WHAT IS REQUIRED — Beginning at the line that contains "Convert this screenshot", reproduce every line to the end of the material without changing any of them.

RECORDS FOR THIS TASK —
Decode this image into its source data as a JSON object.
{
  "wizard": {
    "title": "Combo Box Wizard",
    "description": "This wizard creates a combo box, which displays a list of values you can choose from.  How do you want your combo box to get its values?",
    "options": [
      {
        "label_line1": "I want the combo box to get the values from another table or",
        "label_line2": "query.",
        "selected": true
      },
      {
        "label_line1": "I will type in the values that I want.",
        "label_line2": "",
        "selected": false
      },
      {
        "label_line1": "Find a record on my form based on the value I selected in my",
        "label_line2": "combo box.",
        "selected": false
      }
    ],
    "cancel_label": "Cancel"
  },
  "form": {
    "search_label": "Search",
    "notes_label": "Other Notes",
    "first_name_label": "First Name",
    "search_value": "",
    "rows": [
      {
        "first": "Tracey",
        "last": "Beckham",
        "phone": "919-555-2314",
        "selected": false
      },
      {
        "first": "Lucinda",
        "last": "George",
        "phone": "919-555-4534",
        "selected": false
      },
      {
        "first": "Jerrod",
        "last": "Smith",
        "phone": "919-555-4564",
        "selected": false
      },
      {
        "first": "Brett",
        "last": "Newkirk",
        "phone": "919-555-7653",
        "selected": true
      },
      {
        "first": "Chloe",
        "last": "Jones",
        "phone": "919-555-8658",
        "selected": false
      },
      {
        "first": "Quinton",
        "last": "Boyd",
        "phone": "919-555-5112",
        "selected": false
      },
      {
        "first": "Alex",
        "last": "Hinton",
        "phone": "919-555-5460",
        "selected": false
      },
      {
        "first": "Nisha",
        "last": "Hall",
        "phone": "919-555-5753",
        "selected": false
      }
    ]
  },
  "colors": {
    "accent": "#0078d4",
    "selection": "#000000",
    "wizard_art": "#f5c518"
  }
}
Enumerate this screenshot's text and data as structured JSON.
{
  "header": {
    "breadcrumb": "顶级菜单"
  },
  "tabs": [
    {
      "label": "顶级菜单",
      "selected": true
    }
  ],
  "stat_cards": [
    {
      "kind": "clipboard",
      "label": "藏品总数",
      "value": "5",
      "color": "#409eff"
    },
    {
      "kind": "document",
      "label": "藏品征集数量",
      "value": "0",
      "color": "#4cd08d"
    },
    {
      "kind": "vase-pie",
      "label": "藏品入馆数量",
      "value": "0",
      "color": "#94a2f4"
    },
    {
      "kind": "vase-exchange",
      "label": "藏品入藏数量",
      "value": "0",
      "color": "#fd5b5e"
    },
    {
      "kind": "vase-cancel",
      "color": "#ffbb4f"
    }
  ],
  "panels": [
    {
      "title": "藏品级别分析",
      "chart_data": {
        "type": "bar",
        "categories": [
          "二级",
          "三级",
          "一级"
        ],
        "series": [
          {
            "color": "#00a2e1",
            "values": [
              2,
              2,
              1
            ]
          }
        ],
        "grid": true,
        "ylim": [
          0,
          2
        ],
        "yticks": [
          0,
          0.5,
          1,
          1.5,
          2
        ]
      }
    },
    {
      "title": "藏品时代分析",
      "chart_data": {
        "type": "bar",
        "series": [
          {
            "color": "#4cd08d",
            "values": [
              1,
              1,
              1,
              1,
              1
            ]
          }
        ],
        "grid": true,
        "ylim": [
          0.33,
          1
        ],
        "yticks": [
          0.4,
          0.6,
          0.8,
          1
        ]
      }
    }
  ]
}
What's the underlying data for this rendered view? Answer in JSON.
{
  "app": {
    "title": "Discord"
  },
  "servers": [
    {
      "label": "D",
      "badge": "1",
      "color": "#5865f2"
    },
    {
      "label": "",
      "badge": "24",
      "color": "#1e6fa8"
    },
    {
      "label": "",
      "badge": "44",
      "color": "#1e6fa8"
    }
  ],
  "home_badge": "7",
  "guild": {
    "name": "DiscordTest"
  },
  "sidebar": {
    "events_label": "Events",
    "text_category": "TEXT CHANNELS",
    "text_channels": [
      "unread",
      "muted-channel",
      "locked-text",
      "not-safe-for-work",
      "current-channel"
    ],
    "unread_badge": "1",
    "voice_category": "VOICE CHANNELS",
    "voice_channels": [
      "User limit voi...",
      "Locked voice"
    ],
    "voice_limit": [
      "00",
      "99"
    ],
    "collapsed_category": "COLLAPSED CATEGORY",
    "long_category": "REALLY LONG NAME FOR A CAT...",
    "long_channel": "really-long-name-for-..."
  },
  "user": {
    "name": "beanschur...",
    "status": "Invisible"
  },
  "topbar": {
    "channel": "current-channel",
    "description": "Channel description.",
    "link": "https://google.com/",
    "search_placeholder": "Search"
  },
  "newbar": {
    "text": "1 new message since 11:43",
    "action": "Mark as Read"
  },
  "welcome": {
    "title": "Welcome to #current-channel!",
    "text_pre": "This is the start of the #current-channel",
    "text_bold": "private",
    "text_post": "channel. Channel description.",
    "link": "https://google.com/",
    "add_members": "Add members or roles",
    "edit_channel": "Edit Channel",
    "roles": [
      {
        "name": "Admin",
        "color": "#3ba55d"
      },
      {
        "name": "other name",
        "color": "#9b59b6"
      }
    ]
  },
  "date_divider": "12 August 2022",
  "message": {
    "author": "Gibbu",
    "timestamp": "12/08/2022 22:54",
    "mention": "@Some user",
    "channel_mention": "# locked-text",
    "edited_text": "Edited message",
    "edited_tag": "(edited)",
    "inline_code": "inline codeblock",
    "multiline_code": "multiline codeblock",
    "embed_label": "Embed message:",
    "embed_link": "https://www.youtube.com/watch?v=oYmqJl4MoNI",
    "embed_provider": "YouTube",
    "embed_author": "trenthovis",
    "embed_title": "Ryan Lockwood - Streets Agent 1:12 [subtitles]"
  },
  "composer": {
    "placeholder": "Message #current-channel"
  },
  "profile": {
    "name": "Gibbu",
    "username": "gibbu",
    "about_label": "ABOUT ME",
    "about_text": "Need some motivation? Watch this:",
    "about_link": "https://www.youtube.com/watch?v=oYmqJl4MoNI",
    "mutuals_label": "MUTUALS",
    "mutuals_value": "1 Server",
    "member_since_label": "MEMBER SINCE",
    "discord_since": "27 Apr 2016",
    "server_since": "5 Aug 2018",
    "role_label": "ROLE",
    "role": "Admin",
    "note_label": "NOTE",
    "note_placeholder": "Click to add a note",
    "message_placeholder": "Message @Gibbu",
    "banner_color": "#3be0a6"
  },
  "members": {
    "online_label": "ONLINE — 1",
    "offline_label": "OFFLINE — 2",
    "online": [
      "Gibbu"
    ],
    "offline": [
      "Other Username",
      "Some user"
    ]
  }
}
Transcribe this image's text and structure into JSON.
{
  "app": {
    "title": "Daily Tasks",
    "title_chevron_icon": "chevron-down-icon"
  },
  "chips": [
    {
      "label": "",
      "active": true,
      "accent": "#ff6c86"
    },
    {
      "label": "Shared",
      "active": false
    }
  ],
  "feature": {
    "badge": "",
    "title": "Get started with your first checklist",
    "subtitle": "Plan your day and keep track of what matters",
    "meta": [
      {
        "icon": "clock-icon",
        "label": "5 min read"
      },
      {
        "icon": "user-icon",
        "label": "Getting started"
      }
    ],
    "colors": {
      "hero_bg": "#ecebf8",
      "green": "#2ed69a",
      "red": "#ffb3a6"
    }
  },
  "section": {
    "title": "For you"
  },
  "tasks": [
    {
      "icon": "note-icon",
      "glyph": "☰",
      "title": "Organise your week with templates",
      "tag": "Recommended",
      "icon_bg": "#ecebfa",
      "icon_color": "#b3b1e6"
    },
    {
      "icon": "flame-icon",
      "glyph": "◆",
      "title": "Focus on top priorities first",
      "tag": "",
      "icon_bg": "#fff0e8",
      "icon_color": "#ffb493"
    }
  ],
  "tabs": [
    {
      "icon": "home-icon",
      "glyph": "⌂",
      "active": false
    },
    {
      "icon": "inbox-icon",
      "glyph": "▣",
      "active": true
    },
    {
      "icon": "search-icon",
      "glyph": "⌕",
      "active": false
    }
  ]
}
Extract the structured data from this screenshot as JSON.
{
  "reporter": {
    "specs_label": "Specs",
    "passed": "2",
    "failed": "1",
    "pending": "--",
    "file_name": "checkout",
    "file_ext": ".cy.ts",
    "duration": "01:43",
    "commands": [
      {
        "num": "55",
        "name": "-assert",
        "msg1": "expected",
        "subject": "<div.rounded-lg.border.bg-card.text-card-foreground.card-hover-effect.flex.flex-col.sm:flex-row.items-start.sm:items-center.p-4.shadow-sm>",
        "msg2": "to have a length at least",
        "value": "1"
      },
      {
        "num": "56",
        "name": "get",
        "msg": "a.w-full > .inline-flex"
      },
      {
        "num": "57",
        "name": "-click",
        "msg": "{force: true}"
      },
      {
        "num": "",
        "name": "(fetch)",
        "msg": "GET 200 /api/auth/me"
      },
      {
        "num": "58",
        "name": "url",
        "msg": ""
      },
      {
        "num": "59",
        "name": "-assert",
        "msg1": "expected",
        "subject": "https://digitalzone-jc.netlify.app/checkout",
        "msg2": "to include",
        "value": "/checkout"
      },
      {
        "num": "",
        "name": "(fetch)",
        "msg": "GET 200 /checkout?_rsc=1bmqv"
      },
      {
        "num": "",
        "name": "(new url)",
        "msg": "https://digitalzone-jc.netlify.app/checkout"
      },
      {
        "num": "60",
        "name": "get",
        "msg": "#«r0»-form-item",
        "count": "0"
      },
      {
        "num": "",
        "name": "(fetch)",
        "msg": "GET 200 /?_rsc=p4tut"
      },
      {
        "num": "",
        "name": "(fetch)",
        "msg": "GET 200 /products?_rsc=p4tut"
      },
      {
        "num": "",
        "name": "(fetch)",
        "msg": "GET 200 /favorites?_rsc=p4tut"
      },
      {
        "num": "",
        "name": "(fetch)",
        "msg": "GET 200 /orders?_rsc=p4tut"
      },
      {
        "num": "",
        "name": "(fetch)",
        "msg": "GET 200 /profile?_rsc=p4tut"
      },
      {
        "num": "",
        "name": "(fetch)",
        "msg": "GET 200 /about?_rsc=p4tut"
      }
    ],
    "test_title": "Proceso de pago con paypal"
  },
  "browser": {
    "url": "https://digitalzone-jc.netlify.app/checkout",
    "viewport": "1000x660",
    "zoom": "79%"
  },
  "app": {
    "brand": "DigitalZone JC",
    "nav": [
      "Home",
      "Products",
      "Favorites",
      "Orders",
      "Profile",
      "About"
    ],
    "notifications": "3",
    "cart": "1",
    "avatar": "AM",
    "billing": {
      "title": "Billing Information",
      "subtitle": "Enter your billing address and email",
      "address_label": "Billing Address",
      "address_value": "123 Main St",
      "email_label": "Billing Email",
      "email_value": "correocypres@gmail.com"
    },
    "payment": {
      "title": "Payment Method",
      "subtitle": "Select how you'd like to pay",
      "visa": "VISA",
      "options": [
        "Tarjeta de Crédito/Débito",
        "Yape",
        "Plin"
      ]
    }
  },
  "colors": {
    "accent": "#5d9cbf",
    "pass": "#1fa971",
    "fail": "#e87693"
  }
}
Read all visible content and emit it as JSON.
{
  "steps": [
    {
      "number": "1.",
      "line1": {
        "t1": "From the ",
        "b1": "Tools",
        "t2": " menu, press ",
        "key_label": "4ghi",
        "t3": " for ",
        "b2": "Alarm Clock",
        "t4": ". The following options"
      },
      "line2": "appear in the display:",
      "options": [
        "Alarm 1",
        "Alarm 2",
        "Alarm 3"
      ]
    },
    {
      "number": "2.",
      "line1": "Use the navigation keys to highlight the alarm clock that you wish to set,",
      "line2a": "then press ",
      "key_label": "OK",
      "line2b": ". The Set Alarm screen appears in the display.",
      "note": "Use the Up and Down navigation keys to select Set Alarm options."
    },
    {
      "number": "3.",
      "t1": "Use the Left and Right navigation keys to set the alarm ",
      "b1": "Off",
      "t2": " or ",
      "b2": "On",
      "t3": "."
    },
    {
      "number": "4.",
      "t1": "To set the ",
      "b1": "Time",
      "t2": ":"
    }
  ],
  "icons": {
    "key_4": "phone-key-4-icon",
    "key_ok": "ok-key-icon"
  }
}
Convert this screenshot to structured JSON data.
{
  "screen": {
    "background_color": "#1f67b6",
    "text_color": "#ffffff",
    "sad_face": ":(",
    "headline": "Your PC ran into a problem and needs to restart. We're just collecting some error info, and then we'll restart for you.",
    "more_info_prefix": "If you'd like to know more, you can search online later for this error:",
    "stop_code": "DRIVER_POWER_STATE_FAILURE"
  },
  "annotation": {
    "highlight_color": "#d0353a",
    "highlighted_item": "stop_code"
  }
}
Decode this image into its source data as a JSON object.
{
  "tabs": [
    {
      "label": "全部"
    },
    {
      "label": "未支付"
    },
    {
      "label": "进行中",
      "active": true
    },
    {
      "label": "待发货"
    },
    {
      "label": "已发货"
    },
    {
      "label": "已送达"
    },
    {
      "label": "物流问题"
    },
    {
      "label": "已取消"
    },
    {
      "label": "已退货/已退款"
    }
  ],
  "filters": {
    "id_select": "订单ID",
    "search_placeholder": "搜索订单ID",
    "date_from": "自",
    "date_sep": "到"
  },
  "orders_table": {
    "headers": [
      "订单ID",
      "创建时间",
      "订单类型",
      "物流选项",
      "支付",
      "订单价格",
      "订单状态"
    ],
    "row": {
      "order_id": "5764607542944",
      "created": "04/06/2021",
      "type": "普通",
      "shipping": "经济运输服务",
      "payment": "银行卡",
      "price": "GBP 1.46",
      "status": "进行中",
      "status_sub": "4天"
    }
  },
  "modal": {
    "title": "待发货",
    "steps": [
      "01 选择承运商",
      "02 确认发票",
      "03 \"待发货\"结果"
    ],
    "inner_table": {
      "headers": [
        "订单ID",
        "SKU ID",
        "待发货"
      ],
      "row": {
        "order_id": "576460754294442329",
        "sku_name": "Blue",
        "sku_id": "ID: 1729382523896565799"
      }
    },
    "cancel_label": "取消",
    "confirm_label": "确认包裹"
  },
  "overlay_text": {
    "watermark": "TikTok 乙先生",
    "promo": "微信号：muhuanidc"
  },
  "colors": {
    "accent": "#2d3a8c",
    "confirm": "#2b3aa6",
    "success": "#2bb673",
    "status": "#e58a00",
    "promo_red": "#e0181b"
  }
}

TASK OUTPUT —
Convert this screenshot to structured JSON data.
{
  "screen": {
    "background_color": "#1f67b6",
    "text_color": "#ffffff",
    "sad_face": ":(",
    "headline": "Your PC ran into a problem and needs to restart. We're just collecting some error info, and then we'll restart for you.",
    "more_info_prefix": "If you'd like to know more, you can search online later for this error:",
    "stop_code": "DRIVER_POWER_STATE_FAILURE"
  },
  "annotation": {
    "highlight_color": "#d0353a",
    "highlighted_item": "stop_code"
  }
}
Decode this image into its source data as a JSON object.
{
  "tabs": [
    {
      "label": "全部"
    },
    {
      "label": "未支付"
    },
    {
      "label": "进行中",
      "active": true
    },
    {
      "label": "待发货"
    },
    {
      "label": "已发货"
    },
    {
      "label": "已送达"
    },
    {
      "label": "物流问题"
    },
    {
      "label": "已取消"
    },
    {
      "label": "已退货/已退款"
    }
  ],
  "filters": {
    "id_select": "订单ID",
    "search_placeholder": "搜索订单ID",
    "date_from": "自",
    "date_sep": "到"
  },
  "orders_table": {
    "headers": [
      "订单ID",
      "创建时间",
      "订单类型",
      "物流选项",
      "支付",
      "订单价格",
      "订单状态"
    ],
    "row": {
      "order_id": "5764607542944",
      "created": "04/06/2021",
      "type": "普通",
      "shipping": "经济运输服务",
      "payment": "银行卡",
      "price": "GBP 1.46",
      "status": "进行中",
      "status_sub": "4天"
    }
  },
  "modal": {
    "title": "待发货",
    "steps": [
      "01 选择承运商",
      "02 确认发票",
      "03 \"待发货\"结果"
    ],
    "inner_table": {
      "headers": [
        "订单ID",
        "SKU ID",
        "待发货"
      ],
      "row": {
        "order_id": "576460754294442329",
        "sku_name": "Blue",
        "sku_id": "ID: 1729382523896565799"
      }
    },
    "cancel_label": "取消",
    "confirm_label": "确认包裹"
  },
  "overlay_text": {
    "watermark": "TikTok 乙先生",
    "promo": "微信号：muhuanidc"
  },
  "colors": {
    "accent": "#2d3a8c",
    "confirm": "#2b3aa6",
    "success": "#2bb673",
    "status": "#e58a00",
    "promo_red": "#e0181b"
  }
}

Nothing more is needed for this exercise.